Task brief: An exact reproduction of the records is required, with all images left out.

The input:
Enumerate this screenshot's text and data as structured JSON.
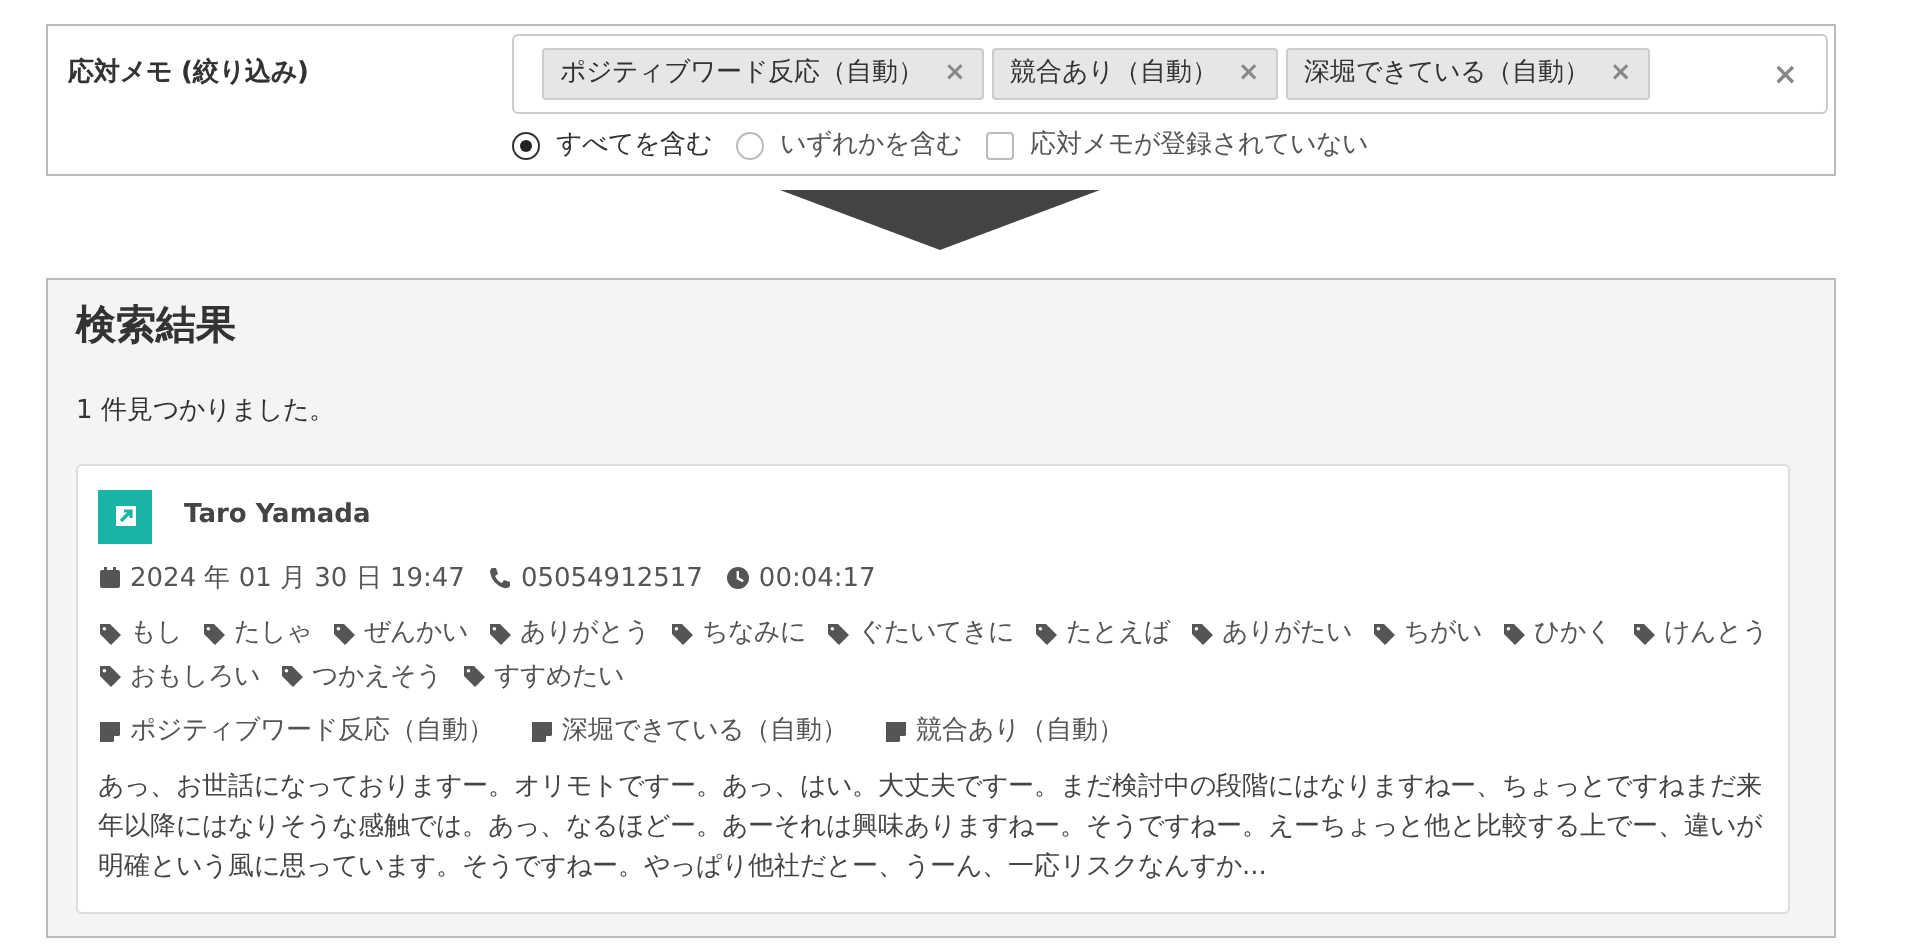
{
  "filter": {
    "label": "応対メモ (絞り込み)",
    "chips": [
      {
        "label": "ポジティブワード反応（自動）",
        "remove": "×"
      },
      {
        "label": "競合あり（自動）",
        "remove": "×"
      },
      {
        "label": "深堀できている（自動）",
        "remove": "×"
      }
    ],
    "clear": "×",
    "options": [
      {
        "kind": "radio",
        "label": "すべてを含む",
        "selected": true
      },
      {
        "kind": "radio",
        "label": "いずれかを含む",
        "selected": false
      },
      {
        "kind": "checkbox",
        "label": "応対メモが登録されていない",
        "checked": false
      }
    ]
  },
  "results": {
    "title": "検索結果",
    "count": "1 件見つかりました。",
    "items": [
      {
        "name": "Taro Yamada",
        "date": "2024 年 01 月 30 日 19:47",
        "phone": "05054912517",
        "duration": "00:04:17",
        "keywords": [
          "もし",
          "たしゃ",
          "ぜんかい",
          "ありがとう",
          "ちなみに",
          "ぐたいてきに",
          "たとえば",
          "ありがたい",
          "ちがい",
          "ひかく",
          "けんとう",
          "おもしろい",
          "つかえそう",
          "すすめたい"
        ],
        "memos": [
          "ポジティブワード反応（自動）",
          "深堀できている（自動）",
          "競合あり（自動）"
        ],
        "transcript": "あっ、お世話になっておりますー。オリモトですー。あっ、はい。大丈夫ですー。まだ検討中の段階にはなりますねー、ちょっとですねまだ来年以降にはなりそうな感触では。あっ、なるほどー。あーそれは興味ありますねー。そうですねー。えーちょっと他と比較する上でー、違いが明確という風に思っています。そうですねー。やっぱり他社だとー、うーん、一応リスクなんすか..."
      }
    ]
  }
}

Response:
Enumerate this screenshot's text and data as structured JSON.
{
  "filter": {
    "label": "応対メモ (絞り込み)",
    "chips": [
      {
        "label": "ポジティブワード反応（自動）",
        "remove": "×"
      },
      {
        "label": "競合あり（自動）",
        "remove": "×"
      },
      {
        "label": "深堀できている（自動）",
        "remove": "×"
      }
    ],
    "clear": "×",
    "options": [
      {
        "kind": "radio",
        "label": "すべてを含む",
        "selected": true
      },
      {
        "kind": "radio",
        "label": "いずれかを含む",
        "selected": false
      },
      {
        "kind": "checkbox",
        "label": "応対メモが登録されていない",
        "checked": false
      }
    ]
  },
  "results": {
    "title": "検索結果",
    "count": "1 件見つかりました。",
    "items": [
      {
        "name": "Taro Yamada",
        "date": "2024 年 01 月 30 日 19:47",
        "phone": "05054912517",
        "duration": "00:04:17",
        "keywords": [
          "もし",
          "たしゃ",
          "ぜんかい",
          "ありがとう",
          "ちなみに",
          "ぐたいてきに",
          "たとえば",
          "ありがたい",
          "ちがい",
          "ひかく",
          "けんとう",
          "おもしろい",
          "つかえそう",
          "すすめたい"
        ],
        "memos": [
          "ポジティブワード反応（自動）",
          "深堀できている（自動）",
          "競合あり（自動）"
        ],
        "transcript": "あっ、お世話になっておりますー。オリモトですー。あっ、はい。大丈夫ですー。まだ検討中の段階にはなりますねー、ちょっとですねまだ来年以降にはなりそうな感触では。あっ、なるほどー。あーそれは興味ありますねー。そうですねー。えーちょっと他と比較する上でー、違いが明確という風に思っています。そうですねー。やっぱり他社だとー、うーん、一応リスクなんすか..."
      }
    ]
  }
}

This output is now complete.